Exercise objective
Lay out the data from the line with "offer-title: Our subscription" up to and including the line with "list-item: ✓ Online" as a Markdown table with the columns Row and Data line. Number each row and leave out any blank lines.

Data for the task
(begin)
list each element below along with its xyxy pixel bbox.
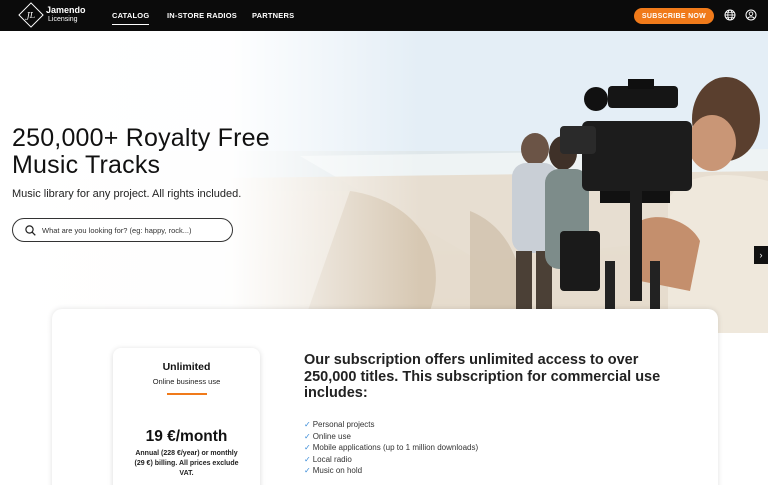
offer-title: Our subscription offers unlimited access…	[304, 352, 661, 401]
plan-card-unlimited: Unlimited Online business use 19 €/month…	[113, 348, 260, 485]
jamendo-logo[interactable]: JL Jamendo Licensing	[18, 2, 86, 28]
check-icon: ✓	[304, 420, 311, 429]
check-icon: ✓	[304, 466, 311, 475]
feature-list: ✓ Personal projects ✓ Online use ✓ Mobile a…	[304, 419, 478, 477]
plan-billing-note: Annual (228 €/year) or monthly (29 €) bi…	[134, 450, 239, 477]
globe-icon[interactable]	[724, 9, 736, 21]
list-item: ✓ Personal projects	[304, 420, 375, 429]
plan-name: Unlimited	[162, 361, 211, 373]
hero-subtitle: Music library for any project. All right…	[12, 188, 242, 200]
user-icon[interactable]	[745, 9, 757, 21]
hero-banner: 250,000+ Royalty Free Music Tracks Music…	[0, 31, 768, 333]
check-icon: ✓	[304, 443, 311, 452]
plan-price: 19 €/month	[145, 428, 228, 445]
logo-subtitle: Licensing	[48, 16, 78, 23]
logo-icon: JL	[18, 2, 44, 28]
hero-title: 250,000+ Royalty Free Music Tracks	[12, 124, 270, 179]
nav-partners[interactable]: PARTNERS	[252, 11, 294, 20]
plan-type: Online business use	[152, 377, 221, 386]
check-icon: ✓	[304, 454, 311, 464]
list-item: ✓ Local radio	[304, 454, 352, 464]
chevron-right-icon[interactable]: ›	[754, 246, 768, 264]
check-icon: ✓	[304, 431, 311, 441]
logo-name: Jamendo	[46, 5, 86, 15]
search-icon	[25, 224, 36, 236]
search-bar[interactable]	[12, 218, 233, 242]
plan-accent-divider	[166, 393, 207, 395]
search-input[interactable]	[42, 225, 222, 235]
list-item: ✓ Music on hold	[304, 466, 363, 475]
nav-catalog[interactable]: CATALOG	[112, 11, 150, 25]
subscribe-now-button[interactable]: SUBSCRIBE NOW	[634, 8, 714, 24]
list-item: ✓ Mobile applications (up to 1 million do…	[304, 443, 479, 452]
nav-in-store-radios[interactable]: IN-STORE RADIOS	[167, 11, 237, 20]
list-item: ✓ Online use	[304, 431, 351, 441]
top-navigation-bar: JL Jamendo Licensing CATALOG IN-STORE RA…	[0, 0, 768, 31]
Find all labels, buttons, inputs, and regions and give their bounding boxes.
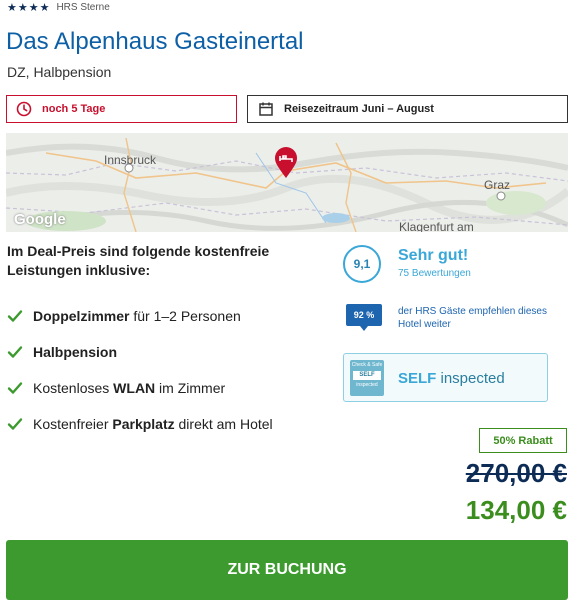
checkmark-icon [7,417,23,431]
feature-text: Doppelzimmer für 1–2 Personen [33,308,241,324]
feature-text: Kostenloses WLAN im Zimmer [33,380,226,396]
discount-badge: 50% Rabatt [479,428,567,453]
map-label-innsbruck: Innsbruck [104,153,157,167]
travel-period-chip: Reisezeitraum Juni – August [247,95,568,123]
booking-button[interactable]: ZUR BUCHUNG [6,540,568,600]
original-price: 270,00 € [465,458,567,488]
list-item: Kostenloses WLAN im Zimmer [7,370,273,406]
deal-timer-chip: noch 5 Tage [6,95,237,123]
stars-label: HRS Sterne [56,2,110,13]
travel-period-label: Reisezeitraum Juni – August [284,103,434,115]
google-logo: Google [14,211,66,228]
checkmark-icon [7,381,23,395]
recommend-text: der HRS Gäste empfehlen dieses Hotel wei… [398,306,547,330]
clock-icon [16,101,32,117]
deal-heading: Im Deal-Preis sind folgende kostenfreie … [7,243,270,278]
rating-score-badge[interactable]: 9,1 [343,245,381,283]
self-inspected-logo: Check & Safe SELF inspected [350,360,384,396]
feature-text: Halbpension [33,344,118,360]
feature-text: Kostenfreier Parkplatz direkt am Hotel [33,416,273,432]
map-label-graz: Graz [484,178,511,192]
list-item: Halbpension [7,334,273,370]
hotel-bed-pin-icon[interactable] [274,147,298,179]
deal-timer-label: noch 5 Tage [42,103,106,115]
recommend-percent-badge: 92 % [346,304,382,331]
self-inspected-label: SELF inspected [398,370,505,387]
deal-price: 134,00 € [465,495,567,525]
feature-list: Doppelzimmer für 1–2 Personen Halbpensio… [7,298,273,442]
list-item: Doppelzimmer für 1–2 Personen [7,298,273,334]
hotel-stars: ★★★★ HRS Sterne [7,1,110,15]
star-rating-icons: ★★★★ [7,2,51,14]
checkmark-icon [7,345,23,359]
review-count-link[interactable]: 75 Bewertungen [398,268,471,279]
map-label-klagenfurt: Klagenfurt am [399,220,474,232]
self-inspected-badge[interactable]: Check & Safe SELF inspected SELF inspect… [343,353,548,402]
rating-word[interactable]: Sehr gut! [398,247,468,265]
calendar-icon [258,101,274,117]
hotel-title[interactable]: Das Alpenhaus Gasteinertal [6,28,304,56]
location-map[interactable]: Innsbruck Graz Klagenfurt am Google [6,133,568,232]
checkmark-icon [7,309,23,323]
list-item: Kostenfreier Parkplatz direkt am Hotel [7,406,273,442]
room-info: DZ, Halbpension [7,64,112,80]
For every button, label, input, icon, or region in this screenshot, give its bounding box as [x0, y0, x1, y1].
(end)
Task output
| Row | Data line |
|---|---|
| 1 | offer-title: Our subscription offers unlimited access…	[304, 352, 661, 401] |
| 2 | plan-card-unlimited: Unlimited Online business use 19 €/month…	[113, 348, 260, 485] |
| 3 | jamendo-logo[interactable]: JL Jamendo Licensing	[18, 2, 86, 28] |
| 4 | check-icon: ✓	[304, 420, 311, 429] |
| 5 | check-icon: ✓	[304, 466, 311, 475] |
| 6 | feature-list: ✓ Personal projects ✓ Online use ✓ Mobile a…	[304, 419, 478, 477] |
| 7 | plan-billing-note: Annual (228 €/year) or monthly (29 €) bi…	[134, 450, 239, 477] |
| 8 | globe-icon[interactable]	[724, 9, 736, 21] |
| 9 | list-item: ✓ Personal projects	[304, 420, 375, 429] |
| 10 | plan-name: Unlimited	[162, 361, 211, 373] |
| 11 | hero-subtitle: Music library for any project. All right…	[12, 188, 242, 200] |
| 12 | user-icon[interactable]	[745, 9, 757, 21] |
| 13 | hero-banner: 250,000+ Royalty Free Music Tracks Music…	[0, 31, 768, 333] |
| 14 | check-icon: ✓	[304, 443, 311, 452] |
| 15 | plan-price: 19 €/month	[145, 428, 228, 445] |
| 16 | logo-subtitle: Licensing	[48, 16, 78, 23] |
| 17 | logo-icon: JL	[18, 2, 44, 28] |
| 18 | hero-title: 250,000+ Royalty Free Music Tracks	[12, 124, 270, 179] |
| 19 | nav-partners[interactable]: PARTNERS	[252, 11, 294, 20] |
| 20 | plan-type: Online business use	[152, 377, 221, 386] |
| 21 | check-icon: ✓	[304, 454, 311, 464] |
| 22 | list-item: ✓ Local radio	[304, 454, 352, 464] |
| 23 | chevron-right-icon[interactable]: ›	[754, 246, 768, 264] |
| 24 | check-icon: ✓	[304, 431, 311, 441] |
| 25 | logo-name: Jamendo	[46, 5, 86, 15] |
| 26 | search-icon	[25, 224, 36, 236] |
| 27 | search-bar[interactable]	[12, 218, 233, 242] |
| 28 | plan-accent-divider	[166, 393, 207, 395] |
| 29 | search-input[interactable]	[42, 225, 222, 235] |
| 30 | list-item: ✓ Music on hold	[304, 466, 363, 475] |
| 31 | nav-catalog[interactable]: CATALOG	[112, 11, 150, 25] |
| 32 | subscribe-now-button[interactable]: SUBSCRIBE NOW	[634, 8, 714, 24] |
| 33 | list-item: ✓ Mobile applications (up to 1 million do…	[304, 443, 479, 452] |
| 34 | nav-in-store-radios[interactable]: IN-STORE RADIOS	[167, 11, 237, 20] |
| 35 | list-item: ✓ Online use	[304, 431, 351, 441] |